**Exercise**: Filter the data below for the string "помещений" and copy each matching line.

**Dataset records**:

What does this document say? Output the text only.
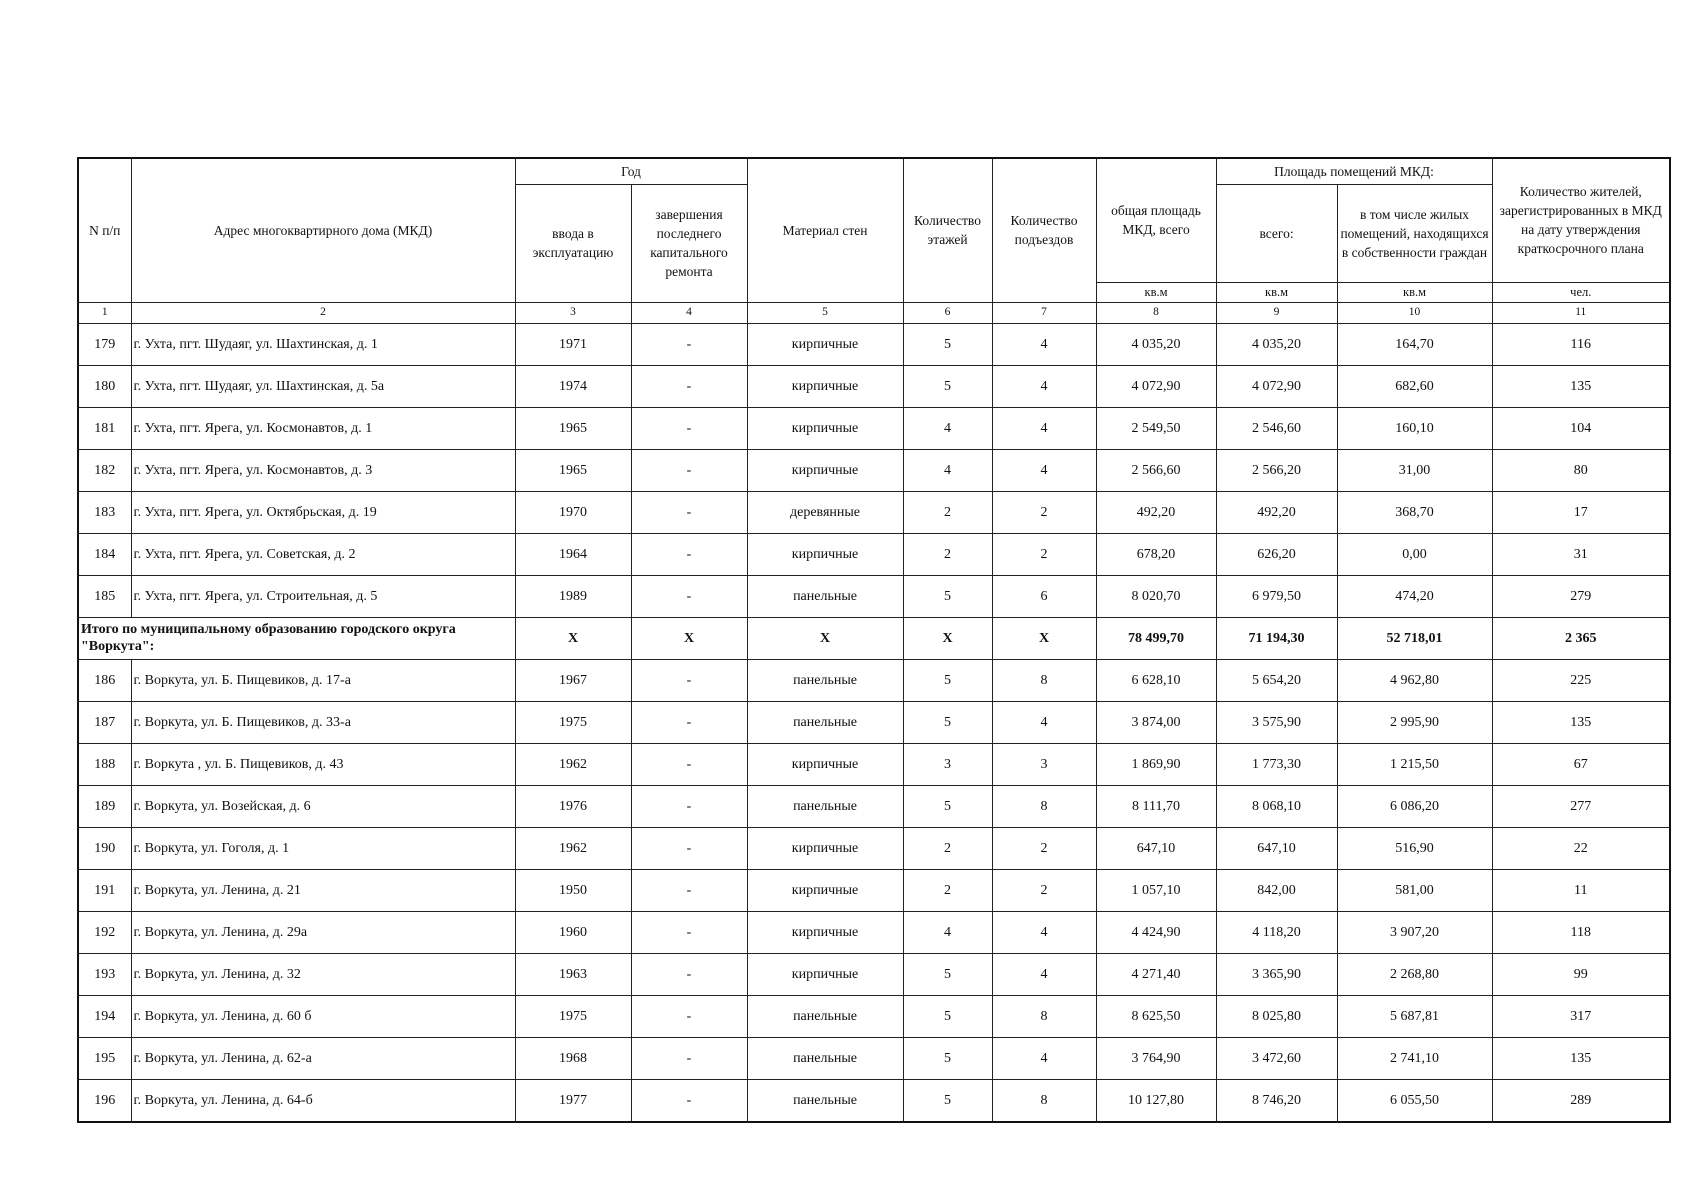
N п/п	Адрес многоквартирного дома (МКД)	Год		Материал стен	Количество этажей	Количество подъездов	общая площадь МКД, всего	Площадь помещений МКД:		Количество жителей, зарегистрированных в МКД на дату утверждения краткосрочного плана
		ввода в эксплуатацию	завершения последнего капитального ремонта					всего:	в том числе жилых помещений, находящихся в собственности граждан	
							кв.м	кв.м	кв.м	чел.
1	2	3	4	5	6	7	8	9	10	11
179	г. Ухта, пгт. Шудаяг, ул. Шахтинская, д. 1	1971	-	кирпичные	5	4	4 035,20	4 035,20	164,70	116
180	г. Ухта, пгт. Шудаяг, ул. Шахтинская, д. 5а	1974	-	кирпичные	5	4	4 072,90	4 072,90	682,60	135
181	г. Ухта, пгт. Ярега, ул. Космонавтов, д. 1	1965	-	кирпичные	4	4	2 549,50	2 546,60	160,10	104
182	г. Ухта, пгт. Ярега, ул. Космонавтов, д. 3	1965	-	кирпичные	4	4	2 566,60	2 566,20	31,00	80
183	г. Ухта, пгт. Ярега, ул. Октябрьская, д. 19	1970	-	деревянные	2	2	492,20	492,20	368,70	17
184	г. Ухта, пгт. Ярега, ул. Советская, д. 2	1964	-	кирпичные	2	2	678,20	626,20	0,00	31
185	г. Ухта, пгт. Ярега, ул. Строительная, д. 5	1989	-	панельные	5	6	8 020,70	6 979,50	474,20	279
Итого по муниципальному образованию городского округа "Воркута":		X	X	X	X	X	78 499,70	71 194,30	52 718,01	2 365
186	г. Воркута, ул. Б. Пищевиков, д. 17-а	1967	-	панельные	5	8	6 628,10	5 654,20	4 962,80	225
187	г. Воркута, ул. Б. Пищевиков, д. 33-а	1975	-	панельные	5	4	3 874,00	3 575,90	2 995,90	135
188	г. Воркута , ул. Б. Пищевиков, д. 43	1962	-	кирпичные	3	3	1 869,90	1 773,30	1 215,50	67
189	г. Воркута, ул. Возейская, д. 6	1976	-	панельные	5	8	8 111,70	8 068,10	6 086,20	277
190	г. Воркута, ул. Гоголя, д. 1	1962	-	кирпичные	2	2	647,10	647,10	516,90	22
191	г. Воркута, ул. Ленина, д. 21	1950	-	кирпичные	2	2	1 057,10	842,00	581,00	11
192	г. Воркута, ул. Ленина, д. 29а	1960	-	кирпичные	4	4	4 424,90	4 118,20	3 907,20	118
193	г. Воркута, ул. Ленина, д. 32	1963	-	кирпичные	5	4	4 271,40	3 365,90	2 268,80	99
194	г. Воркута, ул. Ленина, д. 60 б	1975	-	панельные	5	8	8 625,50	8 025,80	5 687,81	317
195	г. Воркута, ул. Ленина, д. 62-а	1968	-	панельные	5	4	3 764,90	3 472,60	2 741,10	135
196	г. Воркута, ул. Ленина, д. 64-б	1977	-	панельные	5	8	10 127,80	8 746,20	6 055,50	289
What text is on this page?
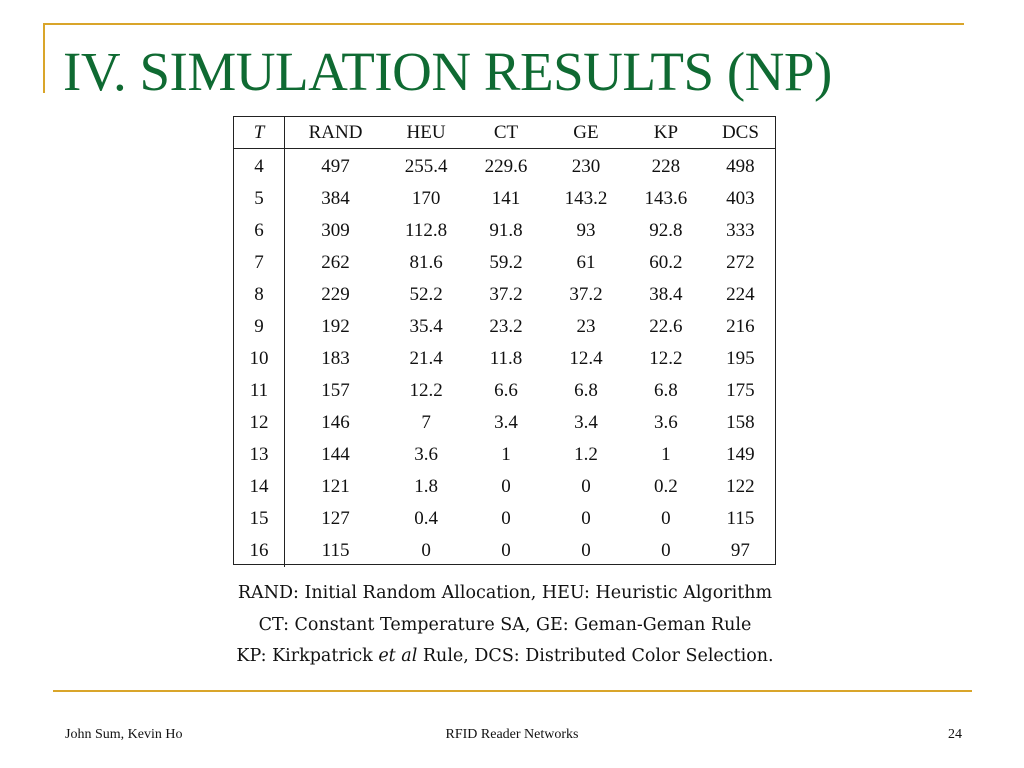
IV. SIMULATION RESULTS (NP)
T	RAND	HEU	CT	GE	KP	DCS
4	497	255.4	229.6	230	228	498
5	384	170	141	143.2	143.6	403
6	309	112.8	91.8	93	92.8	333
7	262	81.6	59.2	61	60.2	272
8	229	52.2	37.2	37.2	38.4	224
9	192	35.4	23.2	23	22.6	216
10	183	21.4	11.8	12.4	12.2	195
11	157	12.2	6.6	6.8	6.8	175
12	146	7	3.4	3.4	3.6	158
13	144	3.6	1	1.2	1	149
14	121	1.8	0	0	0.2	122
15	127	0.4	0	0	0	115
16	115	0	0	0	0	97
RAND: Initial Random Allocation, HEU: Heuristic Algorithm
CT: Constant Temperature SA, GE: Geman-Geman Rule
KP: Kirkpatrick et al Rule, DCS: Distributed Color Selection.
John Sum, Kevin Ho	RFID Reader Networks	24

**Solution for this exercise**:
N п/п	Адрес многоквартирного дома (МКД)	Год		Материал стен	Количество этажей	Количество подъездов	общая площадь МКД, всего	Площадь помещений МКД:		Количество жителей, зарегистрированных в МКД на дату утверждения краткосрочного плана
		ввода в эксплуатацию	завершения последнего капитального ремонта					всего:	в том числе жилых помещений, находящихся в собственности граждан	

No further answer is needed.